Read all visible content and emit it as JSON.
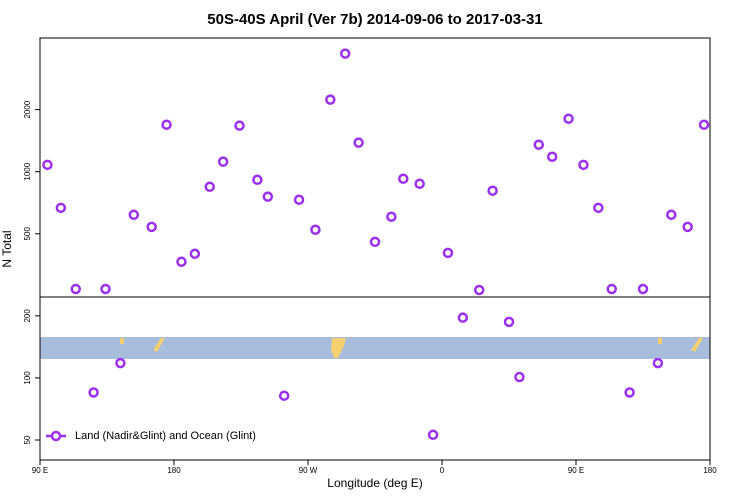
{
  "chart_data": {
    "type": "scatter",
    "title": "50S-40S April (Ver 7b)   2014-09-06 to 2017-03-31",
    "xlabel": "Longitude (deg E)",
    "ylabel": "N Total",
    "log_y": true,
    "legend": "bottom-left",
    "xlim": [
      90,
      540
    ],
    "xticks": [
      {
        "value": 90,
        "label": "90 E"
      },
      180,
      {
        "value": 270,
        "label": "90 W"
      },
      {
        "value": 360,
        "label": "0"
      },
      {
        "value": 450,
        "label": "90 E"
      },
      {
        "value": 540,
        "label": "180"
      }
    ],
    "ylim": [
      40,
      4450
    ],
    "yticks": [
      50,
      100,
      200,
      500,
      1000,
      2000
    ],
    "series": [
      {
        "name": "Land (Nadir&Glint) and Ocean (Glint)",
        "color": "#9b30f0",
        "x": [
          95,
          104,
          114,
          126,
          134,
          144,
          153,
          165,
          175,
          185,
          194,
          204,
          213,
          224,
          236,
          243,
          254,
          264,
          275,
          285,
          295,
          304,
          315,
          326,
          334,
          345,
          354,
          364,
          374,
          385,
          394,
          405,
          412,
          425,
          434,
          445,
          455,
          465,
          474,
          486,
          495,
          505,
          514,
          525,
          536
        ],
        "values": [
          1080,
          668,
          270,
          85,
          270,
          118,
          618,
          540,
          1690,
          366,
          400,
          845,
          1119,
          1672,
          914,
          757,
          82,
          731,
          523,
          2236,
          3740,
          1383,
          457,
          605,
          925,
          874,
          53,
          404,
          196,
          267,
          809,
          187,
          101,
          1352,
          1182,
          1807,
          1080,
          668,
          270,
          85,
          270,
          118,
          618,
          540,
          1690
        ]
      }
    ]
  }
}
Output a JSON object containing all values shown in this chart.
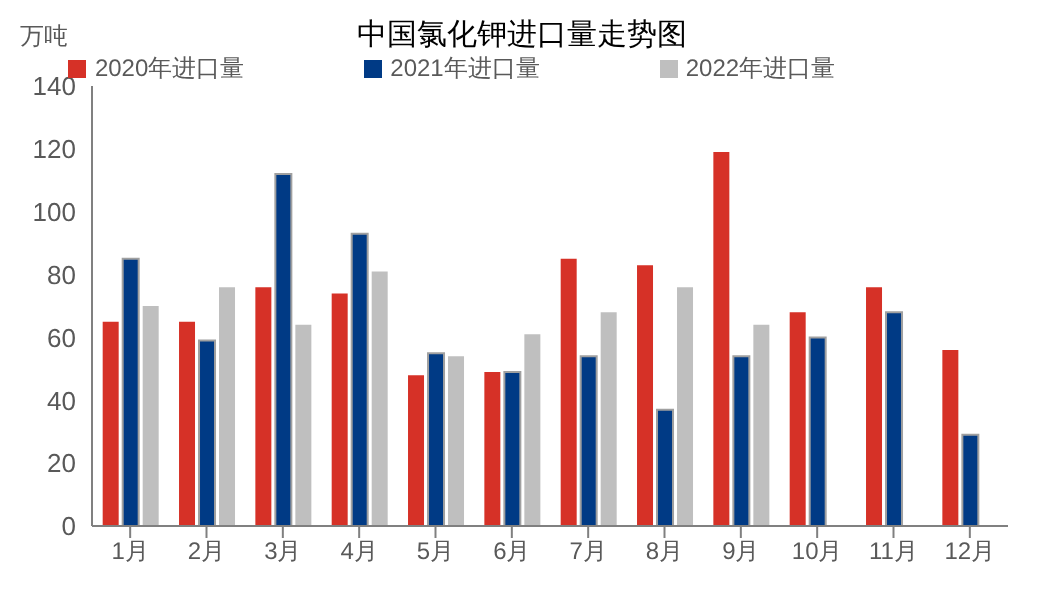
○ ○ ○ ○ ○ ○ ○
__What you need to do__: Find the string "JSON" in the listing and return every line that holds it.

__In response__:
Read all visible content and emit it as JSON.
Output a JSON object containing all values shown in this chart.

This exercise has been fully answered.